● **Page text**
=== Begin Enclosure ===
I passed my wine until it was gone, and dumped my tray on a jackstand as I ducked behind the partition that separated the party from the “scullery.” In catering, the scullery is where dirty dishes and glassware go, and it’s usually the place you’ll find a bunch of bitter caterers sucking desperately on cigarettes for three to four minutes of reprieve from a job that can easily suck your soul. I was trying on smoking as a habit, mostly because it gave me something that I had control of while I was a slave to women with bad dye jobs on backlots that I had once been desperate to be work on in any capacity. Be careful what you wish for, as the saying goes. I pulled out my pack of yellow American Spirits and walked over to a familiar face standing by an exterior façade used on “ER.”

“Hey Joel,” I said.

He took a drag from his cigarette and nodded, “Hey man.”

I dug my matches out of my pocket, which were buried beneath a wine opener and a bread crumber, and lit up my four minute break. He took a drag and added, “Crazy to see Pacino and DeNiro in the same room, huh?”

I inhaled the toxic smoke, which was somehow a big “fuck you” to catering in my mind, and nodded.

“Yeah. Crazy.”

I could hear a crash of glasses out on “New York Street,” and the insulting applause that always seems to follow such a mishap, coming from the crowd of partygoers that probably never think of waiters or caterers as actual people. I inhaled deeply another drag of my cigarette and closed my eyes. This was not what I had dreamed.

“Are you working that WB party tomorrow night?” Joel asked me.

I was scheduled to, but I lied to him. “I’m not sure yet. Maybe.”

He crushed the butt of his cigarette with his cheap black shoes, that were flecked with the remnants of some kind of sauce and the sticky traces of assorted splashes and headed back towards the party.

“See you out there,” he said as he passed me. “Yeah,” I said as I took another drag off of the three minutes left on my American Spirit.
=== End Enclosure ===
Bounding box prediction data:
=== Begin Enclosure ===
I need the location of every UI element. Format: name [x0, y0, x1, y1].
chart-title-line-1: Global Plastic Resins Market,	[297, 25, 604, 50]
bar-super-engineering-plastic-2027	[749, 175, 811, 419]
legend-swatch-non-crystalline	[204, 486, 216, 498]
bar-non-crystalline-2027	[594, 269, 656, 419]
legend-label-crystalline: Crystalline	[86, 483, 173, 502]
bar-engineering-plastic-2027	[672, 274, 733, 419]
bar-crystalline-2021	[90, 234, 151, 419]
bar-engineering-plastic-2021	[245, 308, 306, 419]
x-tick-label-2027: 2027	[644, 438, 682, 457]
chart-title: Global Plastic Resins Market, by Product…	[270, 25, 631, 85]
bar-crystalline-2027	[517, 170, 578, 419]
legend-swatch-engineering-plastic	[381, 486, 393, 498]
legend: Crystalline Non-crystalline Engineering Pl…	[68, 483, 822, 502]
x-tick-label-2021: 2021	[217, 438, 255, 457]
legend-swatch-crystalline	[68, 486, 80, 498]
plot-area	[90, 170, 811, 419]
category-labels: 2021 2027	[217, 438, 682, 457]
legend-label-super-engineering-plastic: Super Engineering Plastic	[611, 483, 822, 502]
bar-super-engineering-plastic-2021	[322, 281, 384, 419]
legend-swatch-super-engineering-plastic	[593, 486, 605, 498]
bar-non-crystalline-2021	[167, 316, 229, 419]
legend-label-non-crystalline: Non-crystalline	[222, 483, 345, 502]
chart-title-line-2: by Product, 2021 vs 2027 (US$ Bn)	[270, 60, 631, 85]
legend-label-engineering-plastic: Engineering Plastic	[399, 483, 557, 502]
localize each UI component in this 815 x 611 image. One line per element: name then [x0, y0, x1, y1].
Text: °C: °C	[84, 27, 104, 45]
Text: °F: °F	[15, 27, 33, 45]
=== End Enclosure ===
● **Your goal**
In the catering story, retype the stretch from "He crushed the" through "towards the party.".

● **Written response**
He crushed the butt of his cigarette with his cheap black shoes, that were flecked with the remnants of some kind of sauce and the sticky traces of assorted splashes and headed back towards the party.